> _EXERCISE TASK_:
Return the records exactly as they are.

= = = = =

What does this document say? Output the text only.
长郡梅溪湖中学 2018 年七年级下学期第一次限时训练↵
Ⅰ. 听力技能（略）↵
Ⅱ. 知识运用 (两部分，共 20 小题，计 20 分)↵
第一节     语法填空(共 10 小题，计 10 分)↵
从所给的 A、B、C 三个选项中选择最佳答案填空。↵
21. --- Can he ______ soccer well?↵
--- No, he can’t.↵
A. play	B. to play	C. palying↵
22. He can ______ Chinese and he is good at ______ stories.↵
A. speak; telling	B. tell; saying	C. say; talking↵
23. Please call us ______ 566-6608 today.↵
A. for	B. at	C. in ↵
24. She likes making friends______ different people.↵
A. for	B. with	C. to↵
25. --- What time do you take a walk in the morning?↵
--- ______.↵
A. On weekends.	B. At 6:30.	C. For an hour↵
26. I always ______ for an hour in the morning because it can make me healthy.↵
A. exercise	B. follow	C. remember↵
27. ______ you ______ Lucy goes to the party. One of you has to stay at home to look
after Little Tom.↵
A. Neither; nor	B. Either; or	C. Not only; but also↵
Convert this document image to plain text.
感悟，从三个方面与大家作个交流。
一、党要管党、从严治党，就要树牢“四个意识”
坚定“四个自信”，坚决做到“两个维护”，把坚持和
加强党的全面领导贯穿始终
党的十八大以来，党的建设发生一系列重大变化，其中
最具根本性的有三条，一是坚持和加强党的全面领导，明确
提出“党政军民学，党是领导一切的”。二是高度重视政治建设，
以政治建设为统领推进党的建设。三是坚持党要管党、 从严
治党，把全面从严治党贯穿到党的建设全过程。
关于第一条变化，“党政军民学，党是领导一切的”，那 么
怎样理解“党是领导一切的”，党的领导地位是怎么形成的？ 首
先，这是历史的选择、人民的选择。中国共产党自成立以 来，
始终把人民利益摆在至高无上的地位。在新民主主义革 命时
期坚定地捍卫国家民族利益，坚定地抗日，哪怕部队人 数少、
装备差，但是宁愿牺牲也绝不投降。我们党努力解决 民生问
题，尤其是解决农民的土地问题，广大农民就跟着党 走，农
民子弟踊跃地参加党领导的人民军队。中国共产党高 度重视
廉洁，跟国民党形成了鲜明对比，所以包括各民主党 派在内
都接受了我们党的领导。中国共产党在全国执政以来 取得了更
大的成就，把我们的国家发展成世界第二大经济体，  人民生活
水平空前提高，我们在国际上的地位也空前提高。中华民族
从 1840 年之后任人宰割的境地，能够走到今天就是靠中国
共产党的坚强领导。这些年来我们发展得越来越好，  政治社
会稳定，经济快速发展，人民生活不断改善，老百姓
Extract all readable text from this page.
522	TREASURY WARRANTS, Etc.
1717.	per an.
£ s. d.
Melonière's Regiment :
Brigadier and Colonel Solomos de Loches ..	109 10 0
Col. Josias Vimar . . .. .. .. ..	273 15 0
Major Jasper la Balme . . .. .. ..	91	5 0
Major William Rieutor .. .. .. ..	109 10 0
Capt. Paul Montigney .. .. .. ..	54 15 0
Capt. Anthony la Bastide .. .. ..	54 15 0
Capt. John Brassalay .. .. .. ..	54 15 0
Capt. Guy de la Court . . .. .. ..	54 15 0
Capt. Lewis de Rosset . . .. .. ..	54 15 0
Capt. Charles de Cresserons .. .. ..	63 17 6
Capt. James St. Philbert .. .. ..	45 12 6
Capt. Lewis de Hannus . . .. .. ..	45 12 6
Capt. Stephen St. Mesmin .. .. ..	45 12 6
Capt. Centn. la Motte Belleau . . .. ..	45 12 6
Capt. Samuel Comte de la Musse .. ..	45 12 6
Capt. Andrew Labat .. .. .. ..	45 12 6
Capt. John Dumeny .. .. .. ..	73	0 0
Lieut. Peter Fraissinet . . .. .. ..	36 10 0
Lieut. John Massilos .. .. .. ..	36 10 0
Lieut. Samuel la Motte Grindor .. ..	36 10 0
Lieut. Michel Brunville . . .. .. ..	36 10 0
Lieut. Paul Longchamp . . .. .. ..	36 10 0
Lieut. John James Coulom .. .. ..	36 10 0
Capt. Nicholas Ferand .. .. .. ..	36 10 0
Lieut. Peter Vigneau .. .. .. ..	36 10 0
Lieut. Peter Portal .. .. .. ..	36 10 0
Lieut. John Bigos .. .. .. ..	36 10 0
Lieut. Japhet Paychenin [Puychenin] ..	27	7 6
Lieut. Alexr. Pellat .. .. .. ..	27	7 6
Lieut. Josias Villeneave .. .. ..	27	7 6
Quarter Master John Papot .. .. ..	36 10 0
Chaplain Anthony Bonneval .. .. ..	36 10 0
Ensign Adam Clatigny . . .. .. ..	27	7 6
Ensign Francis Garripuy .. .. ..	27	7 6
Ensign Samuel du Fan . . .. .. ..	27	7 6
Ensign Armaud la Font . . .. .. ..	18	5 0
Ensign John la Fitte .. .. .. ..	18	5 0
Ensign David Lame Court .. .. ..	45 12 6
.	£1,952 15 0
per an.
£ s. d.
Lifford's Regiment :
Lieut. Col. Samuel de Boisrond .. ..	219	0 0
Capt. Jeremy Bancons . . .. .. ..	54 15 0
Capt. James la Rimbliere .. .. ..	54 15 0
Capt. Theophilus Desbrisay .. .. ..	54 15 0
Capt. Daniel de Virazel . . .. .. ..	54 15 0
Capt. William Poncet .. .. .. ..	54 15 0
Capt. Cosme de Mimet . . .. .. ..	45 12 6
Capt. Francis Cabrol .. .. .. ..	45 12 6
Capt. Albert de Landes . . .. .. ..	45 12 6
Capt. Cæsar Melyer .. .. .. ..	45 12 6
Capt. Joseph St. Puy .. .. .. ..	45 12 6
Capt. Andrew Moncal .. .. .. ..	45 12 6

= = = = =

> _THE RESPONSE_:
What does this document say? Output the text only.
长郡梅溪湖中学 2018 年七年级下学期第一次限时训练↵
Ⅰ. 听力技能（略）↵
Ⅱ. 知识运用 (两部分，共 20 小题，计 20 分)↵
第一节     语法填空(共 10 小题，计 10 分)↵
从所给的 A、B、C 三个选项中选择最佳答案填空。↵
21. --- Can he ______ soccer well?↵
--- No, he can’t.↵
A. play	B. to play	C. palying↵
22. He can ______ Chinese and he is good at ______ stories.↵
A. speak; telling	B. tell; saying	C. say; talking↵
23. Please call us ______ 566-6608 today.↵
A. for	B. at	C. in ↵
24. She likes making friends______ different people.↵
A. for	B. with	C. to↵
25. --- What time do you take a walk in the morning?↵
--- ______.↵
A. On weekends.	B. At 6:30.	C. For an hour↵
26. I always ______ for an hour in the morning because it can make me healthy.↵
A. exercise	B. follow	C. remember↵
27. ______ you ______ Lucy goes to the party. One of you has to stay at home to look
after Little Tom.↵
A. Neither; nor	B. Either; or	C. Not only; but also↵
Convert this document image to plain text.
感悟，从三个方面与大家作个交流。
一、党要管党、从严治党，就要树牢“四个意识”
坚定“四个自信”，坚决做到“两个维护”，把坚持和
加强党的全面领导贯穿始终
党的十八大以来，党的建设发生一系列重大变化，其中
最具根本性的有三条，一是坚持和加强党的全面领导，明确
提出“党政军民学，党是领导一切的”。二是高度重视政治建设，
以政治建设为统领推进党的建设。三是坚持党要管党、 从严
治党，把全面从严治党贯穿到党的建设全过程。
关于第一条变化，“党政军民学，党是领导一切的”，那 么
怎样理解“党是领导一切的”，党的领导地位是怎么形成的？ 首
先，这是历史的选择、人民的选择。中国共产党自成立以 来，
始终把人民利益摆在至高无上的地位。在新民主主义革 命时
期坚定地捍卫国家民族利益，坚定地抗日，哪怕部队人 数少、
装备差，但是宁愿牺牲也绝不投降。我们党努力解决 民生问
题，尤其是解决农民的土地问题，广大农民就跟着党 走，农
民子弟踊跃地参加党领导的人民军队。中国共产党高 度重视
廉洁，跟国民党形成了鲜明对比，所以包括各民主党 派在内
都接受了我们党的领导。中国共产党在全国执政以来 取得了更
大的成就，把我们的国家发展成世界第二大经济体，  人民生活
水平空前提高，我们在国际上的地位也空前提高。中华民族
从 1840 年之后任人宰割的境地，能够走到今天就是靠中国
共产党的坚强领导。这些年来我们发展得越来越好，  政治社
会稳定，经济快速发展，人民生活不断改善，老百姓
Extract all readable text from this page.
522	TREASURY WARRANTS, Etc.
1717.	per an.
£ s. d.
Melonière's Regiment :
Brigadier and Colonel Solomos de Loches ..	109 10 0
Col. Josias Vimar . . .. .. .. ..	273 15 0
Major Jasper la Balme . . .. .. ..	91	5 0
Major William Rieutor .. .. .. ..	109 10 0
Capt. Paul Montigney .. .. .. ..	54 15 0
Capt. Anthony la Bastide .. .. ..	54 15 0
Capt. John Brassalay .. .. .. ..	54 15 0
Capt. Guy de la Court . . .. .. ..	54 15 0
Capt. Lewis de Rosset . . .. .. ..	54 15 0
Capt. Charles de Cresserons .. .. ..	63 17 6
Capt. James St. Philbert .. .. ..	45 12 6
Capt. Lewis de Hannus . . .. .. ..	45 12 6
Capt. Stephen St. Mesmin .. .. ..	45 12 6
Capt. Centn. la Motte Belleau . . .. ..	45 12 6
Capt. Samuel Comte de la Musse .. ..	45 12 6
Capt. Andrew Labat .. .. .. ..	45 12 6
Capt. John Dumeny .. .. .. ..	73	0 0
Lieut. Peter Fraissinet . . .. .. ..	36 10 0
Lieut. John Massilos .. .. .. ..	36 10 0
Lieut. Samuel la Motte Grindor .. ..	36 10 0
Lieut. Michel Brunville . . .. .. ..	36 10 0
Lieut. Paul Longchamp . . .. .. ..	36 10 0
Lieut. John James Coulom .. .. ..	36 10 0
Capt. Nicholas Ferand .. .. .. ..	36 10 0
Lieut. Peter Vigneau .. .. .. ..	36 10 0
Lieut. Peter Portal .. .. .. ..	36 10 0
Lieut. John Bigos .. .. .. ..	36 10 0
Lieut. Japhet Paychenin [Puychenin] ..	27	7 6
Lieut. Alexr. Pellat .. .. .. ..	27	7 6
Lieut. Josias Villeneave .. .. ..	27	7 6
Quarter Master John Papot .. .. ..	36 10 0
Chaplain Anthony Bonneval .. .. ..	36 10 0
Ensign Adam Clatigny . . .. .. ..	27	7 6
Ensign Francis Garripuy .. .. ..	27	7 6
Ensign Samuel du Fan . . .. .. ..	27	7 6
Ensign Armaud la Font . . .. .. ..	18	5 0
Ensign John la Fitte .. .. .. ..	18	5 0
Ensign David Lame Court .. .. ..	45 12 6
.	£1,952 15 0
per an.
£ s. d.
Lifford's Regiment :
Lieut. Col. Samuel de Boisrond .. ..	219	0 0
Capt. Jeremy Bancons . . .. .. ..	54 15 0
Capt. James la Rimbliere .. .. ..	54 15 0
Capt. Theophilus Desbrisay .. .. ..	54 15 0
Capt. Daniel de Virazel . . .. .. ..	54 15 0
Capt. William Poncet .. .. .. ..	54 15 0
Capt. Cosme de Mimet . . .. .. ..	45 12 6
Capt. Francis Cabrol .. .. .. ..	45 12 6
Capt. Albert de Landes . . .. .. ..	45 12 6
Capt. Cæsar Melyer .. .. .. ..	45 12 6
Capt. Joseph St. Puy .. .. .. ..	45 12 6
Capt. Andrew Moncal .. .. .. ..	45 12 6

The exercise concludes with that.